> [TEXTE PROPOSÉ]:
----------------------------------------
# Mon PowerBook G4 Titanium est extra lent



## brunotaiwan (20 Août 2011)

Bonjour,

J'ai un PowerBook G4 Titanium datant de 2003, processeur 1GHz, 521MB de RAM. Je souhaitais le passer a mon jeune fils. Comme il commencait a ramer (le mac, pas mon fils !!), avec des vitesses d'execution sur quoi que ce soit extremement lentes et de nombreux plantages quand je voulais faire des transferts de fichiers (internes ou externes), j'ai fait un hardware test avec le CD d'origine: le test a conclu que tout etait bon ! 

Je me suis donc dit que le probleme venait peut-etre du soft. J'ai donc tout reinitialise et ai reinstalle l'OS d'origine (Jaguar !!) sur le disque dur vide. J'ai ensuite fait les mises a jour de logiciels. Tout ca a pris une plombe et le G4 reste mega mega mega lent (du style jusqu'a 30 minutes pour l'allumer !!). 

D'ou peut venir le probleme ? Suggereriez-vous des pieces a changer. Je serais triste de le mettre a la casse: il m'a bien servi toutes ces annees et c'est mon tout premier Mac !! 

Merci !


----------



## lemarseillais23 (20 Août 2011)

30 min pour l'allumer??!!! ce n'est quand même pas normal!!!

  Tu ne pourrais pas lui mettre au moins 1go de ram? Tu as quoi comme disque dur dessus?

Jette un oeil http://forums.macg.co/ibook-et-powerbook/restauration-et-amelioration-du-powerbook-g4-790702.html


----------



## brunotaiwan (21 Août 2011)

Merci pour le lien. 

Le disque dur est de 60Go. Il n'est pas d'origine (le premier avait plante) mais il est age lui aussi...Serais-ce de la que vient le probleme: le DD est peut-etre mourant ?
----------------------------------------
> [CONSIGNE 1]:
D'après le texte proposé, quel système d'exploitation a été réinstallé sur le disque dur vide ?
----------------------------------------
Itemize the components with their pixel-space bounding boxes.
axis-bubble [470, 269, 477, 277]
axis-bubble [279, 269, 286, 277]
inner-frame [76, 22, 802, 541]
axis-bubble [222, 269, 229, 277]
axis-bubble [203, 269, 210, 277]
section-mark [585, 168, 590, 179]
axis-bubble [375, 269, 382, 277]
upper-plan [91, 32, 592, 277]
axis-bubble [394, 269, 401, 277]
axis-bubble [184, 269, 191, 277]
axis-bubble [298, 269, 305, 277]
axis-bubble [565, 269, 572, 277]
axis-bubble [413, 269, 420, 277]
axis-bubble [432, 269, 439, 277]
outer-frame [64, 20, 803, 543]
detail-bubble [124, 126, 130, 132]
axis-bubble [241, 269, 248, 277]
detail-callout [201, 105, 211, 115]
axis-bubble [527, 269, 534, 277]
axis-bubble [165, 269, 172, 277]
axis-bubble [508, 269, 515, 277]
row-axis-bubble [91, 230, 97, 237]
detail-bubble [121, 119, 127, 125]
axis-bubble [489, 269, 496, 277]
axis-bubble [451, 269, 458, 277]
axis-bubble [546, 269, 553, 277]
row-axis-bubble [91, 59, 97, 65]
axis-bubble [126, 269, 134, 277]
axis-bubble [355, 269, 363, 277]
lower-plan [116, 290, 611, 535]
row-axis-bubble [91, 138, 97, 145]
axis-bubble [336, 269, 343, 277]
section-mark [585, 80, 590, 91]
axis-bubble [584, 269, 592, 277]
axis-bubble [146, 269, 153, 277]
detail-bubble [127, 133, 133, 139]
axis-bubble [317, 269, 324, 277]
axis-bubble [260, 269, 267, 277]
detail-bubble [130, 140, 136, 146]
----------------------------------------
> [CONSIGNE 2]:
Recopiez à l'identique les enregistrements, depuis leur première ligne jusqu'à la ligne contenant "axis-bubble [432, 269, 439, 277]", celle-ci incluse.

> [RÉPONSE 1]:
L'OS d'origine, Jaguar.

> [RÉPONSE 2]:
Itemize the components with their pixel-space bounding boxes.
axis-bubble [470, 269, 477, 277]
axis-bubble [279, 269, 286, 277]
inner-frame [76, 22, 802, 541]
axis-bubble [222, 269, 229, 277]
axis-bubble [203, 269, 210, 277]
section-mark [585, 168, 590, 179]
axis-bubble [375, 269, 382, 277]
upper-plan [91, 32, 592, 277]
axis-bubble [394, 269, 401, 277]
axis-bubble [184, 269, 191, 277]
axis-bubble [298, 269, 305, 277]
axis-bubble [565, 269, 572, 277]
axis-bubble [413, 269, 420, 277]
axis-bubble [432, 269, 439, 277]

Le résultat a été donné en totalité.